Collect all lines from the records below that include the word "сахарозы".

--*--

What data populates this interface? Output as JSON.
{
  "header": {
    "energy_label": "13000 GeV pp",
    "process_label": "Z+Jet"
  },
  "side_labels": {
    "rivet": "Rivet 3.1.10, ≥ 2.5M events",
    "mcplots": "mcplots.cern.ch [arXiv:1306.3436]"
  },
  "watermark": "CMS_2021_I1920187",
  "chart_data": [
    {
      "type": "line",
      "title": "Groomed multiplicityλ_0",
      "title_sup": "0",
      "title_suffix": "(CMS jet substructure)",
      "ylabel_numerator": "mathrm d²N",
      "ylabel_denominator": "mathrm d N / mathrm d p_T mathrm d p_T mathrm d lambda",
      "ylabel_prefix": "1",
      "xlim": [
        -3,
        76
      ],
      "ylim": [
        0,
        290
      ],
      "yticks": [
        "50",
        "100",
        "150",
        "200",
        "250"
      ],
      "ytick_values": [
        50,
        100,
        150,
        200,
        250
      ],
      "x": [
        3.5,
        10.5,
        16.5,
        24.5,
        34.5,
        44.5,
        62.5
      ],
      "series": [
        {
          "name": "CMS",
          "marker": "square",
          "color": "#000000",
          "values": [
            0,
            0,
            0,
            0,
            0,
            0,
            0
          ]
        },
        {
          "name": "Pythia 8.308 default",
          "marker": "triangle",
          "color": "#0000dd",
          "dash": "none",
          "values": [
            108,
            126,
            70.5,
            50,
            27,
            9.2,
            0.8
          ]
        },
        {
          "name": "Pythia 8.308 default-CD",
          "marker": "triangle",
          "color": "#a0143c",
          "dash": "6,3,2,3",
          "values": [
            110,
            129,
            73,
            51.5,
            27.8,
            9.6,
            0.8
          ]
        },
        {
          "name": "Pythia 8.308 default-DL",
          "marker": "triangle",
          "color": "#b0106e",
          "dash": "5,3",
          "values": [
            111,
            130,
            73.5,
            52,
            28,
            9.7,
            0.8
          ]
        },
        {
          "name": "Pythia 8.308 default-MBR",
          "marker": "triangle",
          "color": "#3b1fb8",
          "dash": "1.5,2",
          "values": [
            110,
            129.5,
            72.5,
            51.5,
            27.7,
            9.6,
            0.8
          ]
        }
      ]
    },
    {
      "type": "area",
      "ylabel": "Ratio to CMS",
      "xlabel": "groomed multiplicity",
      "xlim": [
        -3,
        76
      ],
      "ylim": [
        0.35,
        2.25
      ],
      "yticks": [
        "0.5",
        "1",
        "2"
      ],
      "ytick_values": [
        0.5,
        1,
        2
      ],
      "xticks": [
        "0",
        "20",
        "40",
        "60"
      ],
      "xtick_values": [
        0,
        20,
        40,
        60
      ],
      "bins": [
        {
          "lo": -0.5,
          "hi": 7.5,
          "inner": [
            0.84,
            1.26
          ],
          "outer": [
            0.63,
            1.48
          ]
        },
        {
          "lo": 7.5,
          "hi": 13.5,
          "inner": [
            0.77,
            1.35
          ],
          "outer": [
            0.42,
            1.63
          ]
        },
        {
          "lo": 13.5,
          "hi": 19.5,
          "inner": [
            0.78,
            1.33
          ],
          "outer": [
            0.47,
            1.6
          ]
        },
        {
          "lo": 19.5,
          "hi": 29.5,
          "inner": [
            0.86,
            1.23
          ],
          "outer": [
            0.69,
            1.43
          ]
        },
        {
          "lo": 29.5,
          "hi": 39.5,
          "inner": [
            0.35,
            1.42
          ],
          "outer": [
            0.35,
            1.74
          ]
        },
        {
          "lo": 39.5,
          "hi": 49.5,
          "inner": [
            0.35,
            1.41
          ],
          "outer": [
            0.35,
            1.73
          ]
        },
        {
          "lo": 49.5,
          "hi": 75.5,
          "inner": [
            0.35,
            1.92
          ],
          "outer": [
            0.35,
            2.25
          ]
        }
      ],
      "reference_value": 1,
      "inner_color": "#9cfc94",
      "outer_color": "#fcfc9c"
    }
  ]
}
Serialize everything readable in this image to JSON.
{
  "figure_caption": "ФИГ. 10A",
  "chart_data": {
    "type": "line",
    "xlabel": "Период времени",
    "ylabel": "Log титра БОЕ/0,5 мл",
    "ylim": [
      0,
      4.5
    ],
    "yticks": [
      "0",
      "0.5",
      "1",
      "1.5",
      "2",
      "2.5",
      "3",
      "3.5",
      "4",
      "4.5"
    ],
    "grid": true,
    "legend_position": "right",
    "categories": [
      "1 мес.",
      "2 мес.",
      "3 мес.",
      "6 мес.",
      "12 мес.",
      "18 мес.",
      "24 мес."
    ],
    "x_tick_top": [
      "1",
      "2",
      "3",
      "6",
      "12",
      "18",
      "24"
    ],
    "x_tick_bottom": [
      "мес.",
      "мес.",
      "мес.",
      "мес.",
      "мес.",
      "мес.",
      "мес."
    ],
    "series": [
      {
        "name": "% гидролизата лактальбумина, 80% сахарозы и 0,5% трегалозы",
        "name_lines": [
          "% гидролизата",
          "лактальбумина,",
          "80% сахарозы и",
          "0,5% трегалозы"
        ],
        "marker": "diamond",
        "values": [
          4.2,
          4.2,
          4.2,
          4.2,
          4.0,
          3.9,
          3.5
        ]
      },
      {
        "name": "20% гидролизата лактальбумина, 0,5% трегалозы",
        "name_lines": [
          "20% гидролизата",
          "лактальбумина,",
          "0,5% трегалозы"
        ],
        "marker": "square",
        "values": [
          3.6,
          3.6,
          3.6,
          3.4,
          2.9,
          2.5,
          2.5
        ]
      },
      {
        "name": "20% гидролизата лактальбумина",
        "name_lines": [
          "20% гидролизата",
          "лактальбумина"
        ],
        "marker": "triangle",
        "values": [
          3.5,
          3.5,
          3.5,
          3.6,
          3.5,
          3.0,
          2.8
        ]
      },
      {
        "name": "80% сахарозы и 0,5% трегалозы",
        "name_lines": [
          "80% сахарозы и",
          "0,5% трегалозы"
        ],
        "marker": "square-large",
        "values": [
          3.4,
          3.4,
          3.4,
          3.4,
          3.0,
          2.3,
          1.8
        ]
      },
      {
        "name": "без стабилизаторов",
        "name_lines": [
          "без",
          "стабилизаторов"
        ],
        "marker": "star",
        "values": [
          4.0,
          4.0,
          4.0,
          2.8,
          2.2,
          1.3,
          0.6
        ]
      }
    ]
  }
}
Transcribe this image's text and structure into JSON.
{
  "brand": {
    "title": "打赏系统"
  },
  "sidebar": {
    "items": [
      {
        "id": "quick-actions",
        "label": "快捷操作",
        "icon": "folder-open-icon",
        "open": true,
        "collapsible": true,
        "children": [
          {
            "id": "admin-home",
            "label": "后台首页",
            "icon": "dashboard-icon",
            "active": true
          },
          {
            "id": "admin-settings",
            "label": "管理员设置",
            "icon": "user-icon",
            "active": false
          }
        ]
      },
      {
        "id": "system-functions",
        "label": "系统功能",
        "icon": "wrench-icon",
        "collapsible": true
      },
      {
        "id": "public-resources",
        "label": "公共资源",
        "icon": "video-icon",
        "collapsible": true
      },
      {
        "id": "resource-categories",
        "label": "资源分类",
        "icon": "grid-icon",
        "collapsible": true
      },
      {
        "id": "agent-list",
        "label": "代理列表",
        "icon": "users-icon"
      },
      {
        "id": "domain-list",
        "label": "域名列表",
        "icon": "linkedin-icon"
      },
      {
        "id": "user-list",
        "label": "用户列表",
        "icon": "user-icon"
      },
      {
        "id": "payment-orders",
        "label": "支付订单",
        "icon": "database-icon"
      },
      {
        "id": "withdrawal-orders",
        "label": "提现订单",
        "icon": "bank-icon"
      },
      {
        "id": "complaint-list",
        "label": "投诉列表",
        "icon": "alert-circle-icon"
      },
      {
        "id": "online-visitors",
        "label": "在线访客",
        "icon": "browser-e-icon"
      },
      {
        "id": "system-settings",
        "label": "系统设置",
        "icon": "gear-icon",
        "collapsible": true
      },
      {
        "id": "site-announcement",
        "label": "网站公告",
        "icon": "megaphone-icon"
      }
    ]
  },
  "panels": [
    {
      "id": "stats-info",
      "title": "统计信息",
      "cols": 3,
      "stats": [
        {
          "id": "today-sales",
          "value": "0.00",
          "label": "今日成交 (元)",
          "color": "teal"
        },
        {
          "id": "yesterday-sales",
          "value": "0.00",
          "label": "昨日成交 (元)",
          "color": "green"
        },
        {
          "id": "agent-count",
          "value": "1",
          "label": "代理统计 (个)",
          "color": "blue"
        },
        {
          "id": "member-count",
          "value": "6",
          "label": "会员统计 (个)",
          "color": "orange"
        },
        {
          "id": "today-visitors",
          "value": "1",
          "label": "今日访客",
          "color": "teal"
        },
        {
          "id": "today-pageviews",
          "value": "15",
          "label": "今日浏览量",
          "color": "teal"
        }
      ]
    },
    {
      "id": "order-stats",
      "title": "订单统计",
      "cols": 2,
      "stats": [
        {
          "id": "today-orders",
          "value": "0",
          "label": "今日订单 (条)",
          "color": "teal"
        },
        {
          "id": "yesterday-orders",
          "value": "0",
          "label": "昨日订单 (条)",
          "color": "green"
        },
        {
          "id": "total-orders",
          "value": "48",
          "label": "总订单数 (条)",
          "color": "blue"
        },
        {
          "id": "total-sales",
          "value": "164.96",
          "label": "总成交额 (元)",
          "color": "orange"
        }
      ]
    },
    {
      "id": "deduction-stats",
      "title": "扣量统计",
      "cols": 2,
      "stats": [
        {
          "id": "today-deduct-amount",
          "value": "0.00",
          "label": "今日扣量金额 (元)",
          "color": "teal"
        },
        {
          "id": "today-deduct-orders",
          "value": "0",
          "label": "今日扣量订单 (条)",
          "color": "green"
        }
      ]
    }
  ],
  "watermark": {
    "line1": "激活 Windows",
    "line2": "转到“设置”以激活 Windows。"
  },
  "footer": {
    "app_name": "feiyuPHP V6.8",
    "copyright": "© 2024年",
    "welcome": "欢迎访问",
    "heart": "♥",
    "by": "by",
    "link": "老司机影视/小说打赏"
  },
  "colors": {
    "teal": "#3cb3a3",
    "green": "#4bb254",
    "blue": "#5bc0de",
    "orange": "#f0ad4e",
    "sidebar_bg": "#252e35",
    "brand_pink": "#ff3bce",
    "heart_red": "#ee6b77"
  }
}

--*--

COMPLETE ANSWER:
        "name": "% гидролизата лактальбумина, 80% сахарозы и 0,5% трегалозы",
          "80% сахарозы и",
        "name": "80% сахарозы и 0,5% трегалозы",
          "80% сахарозы и",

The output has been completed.